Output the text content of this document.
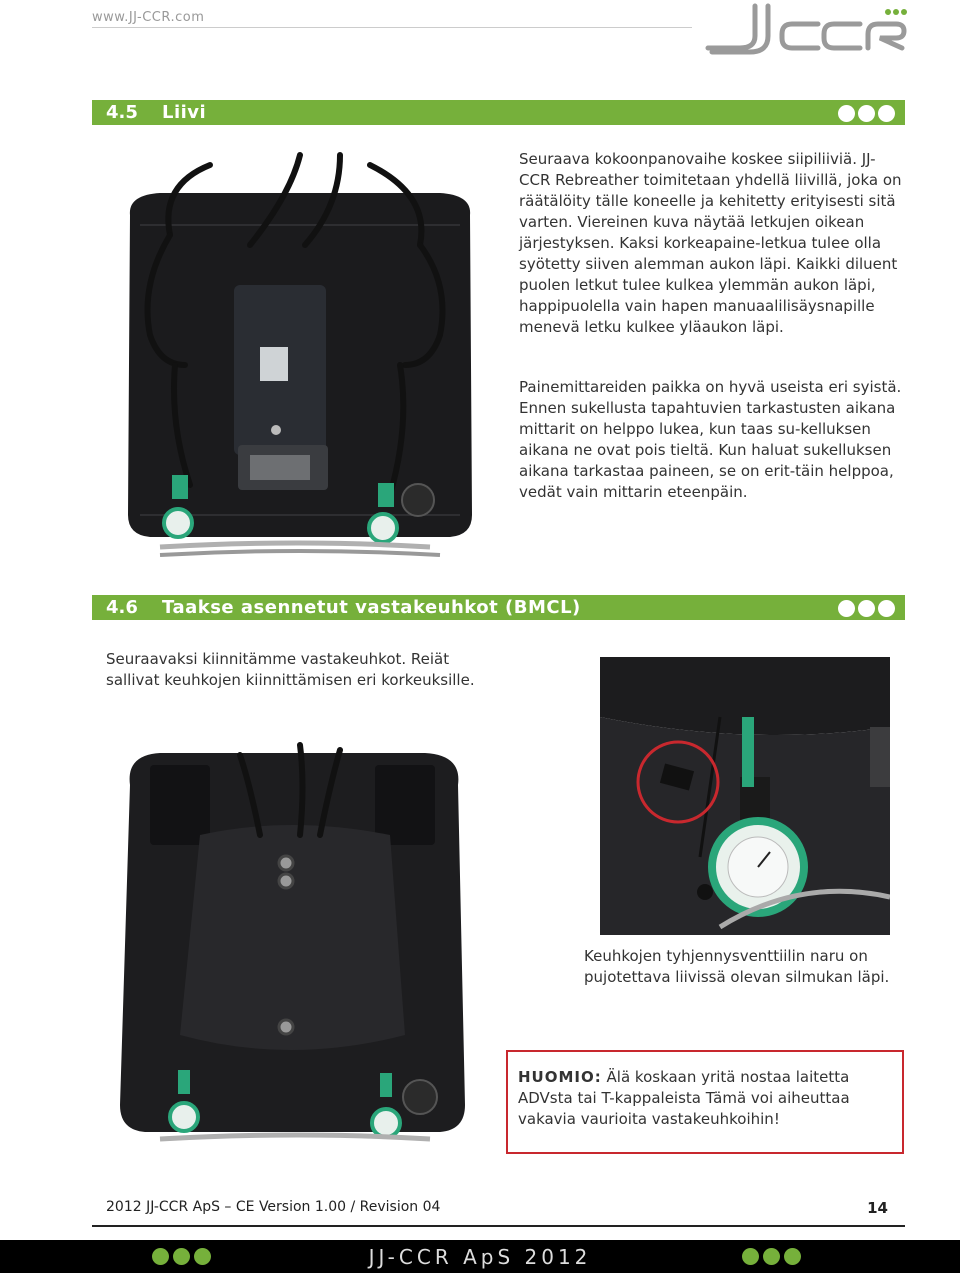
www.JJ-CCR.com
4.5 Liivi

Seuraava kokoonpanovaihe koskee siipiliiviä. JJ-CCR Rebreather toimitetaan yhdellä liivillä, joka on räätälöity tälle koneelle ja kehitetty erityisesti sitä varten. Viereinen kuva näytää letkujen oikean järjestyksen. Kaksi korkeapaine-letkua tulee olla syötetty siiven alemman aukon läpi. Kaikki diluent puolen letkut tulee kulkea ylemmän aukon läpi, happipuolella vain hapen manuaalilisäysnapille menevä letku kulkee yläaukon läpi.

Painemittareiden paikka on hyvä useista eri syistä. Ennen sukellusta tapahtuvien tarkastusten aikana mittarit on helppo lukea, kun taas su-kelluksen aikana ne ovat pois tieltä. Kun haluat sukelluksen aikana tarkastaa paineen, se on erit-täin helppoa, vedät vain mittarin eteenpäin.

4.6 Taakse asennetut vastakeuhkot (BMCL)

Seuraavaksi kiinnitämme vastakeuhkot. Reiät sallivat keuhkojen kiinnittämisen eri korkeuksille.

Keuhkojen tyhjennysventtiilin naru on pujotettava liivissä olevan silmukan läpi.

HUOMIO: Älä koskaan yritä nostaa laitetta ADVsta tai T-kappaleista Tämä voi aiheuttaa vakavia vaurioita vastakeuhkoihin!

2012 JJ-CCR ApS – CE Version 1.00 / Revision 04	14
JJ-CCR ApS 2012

┄┄┄┄┄┄┄┄┄┄

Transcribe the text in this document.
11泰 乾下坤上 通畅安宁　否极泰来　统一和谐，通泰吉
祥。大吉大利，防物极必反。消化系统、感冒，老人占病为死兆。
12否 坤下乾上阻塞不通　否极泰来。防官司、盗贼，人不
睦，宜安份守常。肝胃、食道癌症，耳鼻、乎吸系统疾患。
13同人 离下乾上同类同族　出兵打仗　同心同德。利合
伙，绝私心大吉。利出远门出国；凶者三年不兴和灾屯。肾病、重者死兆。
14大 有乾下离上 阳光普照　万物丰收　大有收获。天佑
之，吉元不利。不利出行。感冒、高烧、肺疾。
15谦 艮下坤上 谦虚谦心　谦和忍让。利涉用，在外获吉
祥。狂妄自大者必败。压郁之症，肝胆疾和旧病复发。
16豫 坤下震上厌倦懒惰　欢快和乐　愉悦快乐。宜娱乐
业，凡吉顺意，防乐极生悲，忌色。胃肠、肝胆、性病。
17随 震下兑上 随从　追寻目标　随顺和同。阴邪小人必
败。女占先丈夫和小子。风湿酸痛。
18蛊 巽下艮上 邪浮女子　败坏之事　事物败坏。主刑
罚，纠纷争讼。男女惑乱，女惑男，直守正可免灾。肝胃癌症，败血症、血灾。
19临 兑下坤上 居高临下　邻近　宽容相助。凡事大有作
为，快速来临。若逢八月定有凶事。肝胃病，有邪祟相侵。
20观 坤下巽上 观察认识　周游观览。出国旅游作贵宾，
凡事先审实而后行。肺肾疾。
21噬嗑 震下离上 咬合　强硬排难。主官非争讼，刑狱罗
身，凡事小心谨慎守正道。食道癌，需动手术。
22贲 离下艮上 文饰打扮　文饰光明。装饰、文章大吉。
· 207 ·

┄┄┄┄┄┄┄┄┄┄

◆ **Exercise directions**
Read the data above and pull out each line that holds the string "text".

◆ **Correct answer**
Output the text content of this document.
Transcribe the text in this document.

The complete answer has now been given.